Excerpted passage:
James Henry Dalziel, 1st Baron Dalziel of Kirkcaldy PC (24 April 1868 – 15 July 1935), known as Sir Henry Dalziel, Bt, between 1918 and 1921, was a British newspaper proprietor, Liberal politician and supporter of David Lloyd George.

Background and education
Dalziel was born in Borgue, Kirkcudbrightshire, the son of James Dalziel (died 1904), a shoemaker. He was educated at Borgue Academy, Shrewsbury High School, and King's College London.

Career
Originally a journalist, Dalziel became Member of Parliament (MP) for Kirkcaldy Burghs in 1892. He was also an outspoken advocate of home rule for Scotland, Ireland and Wales. After his retirement he joined the National Party of Scotland.

Goals:
(A) Answer these questions from the Dalziel biography, each on its own line:
(i) In which place was Dalziel born?
(ii) For which constituency did he become Member of Parliament in 1892?
(iii) Which party did he join after his retirement?
(B) Write the next portion of the Dalziel biography, picking up after its final sentence.

Recorded data:
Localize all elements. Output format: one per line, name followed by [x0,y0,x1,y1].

Expected responses:
(A)
(i) Borgue, Kirkcudbrightshire
(ii) Kirkcaldy Burghs
(iii) The National Party of Scotland

(B)
In 1914 he became sole owner of Reynolds's News, in which he had long had a financial interest. He also bought the Pall Mall Gazette in 1917 and the same year was given the Freedom of the City of Kirkcaldy. Lloyd George made him chairman and political director of the Daily Chronicle in 1918. He sold all his newspaper interests in 1922.

Honours
Dalziel was knighted in 1908, and appointed to the Privy Council in 1912. He was created a Baronet, of Brooklands, Chobham, in the County of Surrey, in 1918. Dalziel was raised to the peerage as Baron Dalziel of Kirkcaldy, of Marylebone in the County of London, in the 1921 Birthday Honours.

Personal life
Lord Dalziel of Kirkcaldy married Amy (née Thackery), widow of Donald Macreae, in July 1928 at the British Embassy in Paris. They had no children. He died in July 1935, aged 67, whereupon the baronetcy and barony became extinct.

References

External links 
 

1868 births
1935 deaths
People from Dumfries and Galloway
Dalziel of Kirkcaldy
Baronets in the Baronetage of the United Kingdom
Members of the Privy Council of the United Kingdom
20th-century British newspaper publishers (people)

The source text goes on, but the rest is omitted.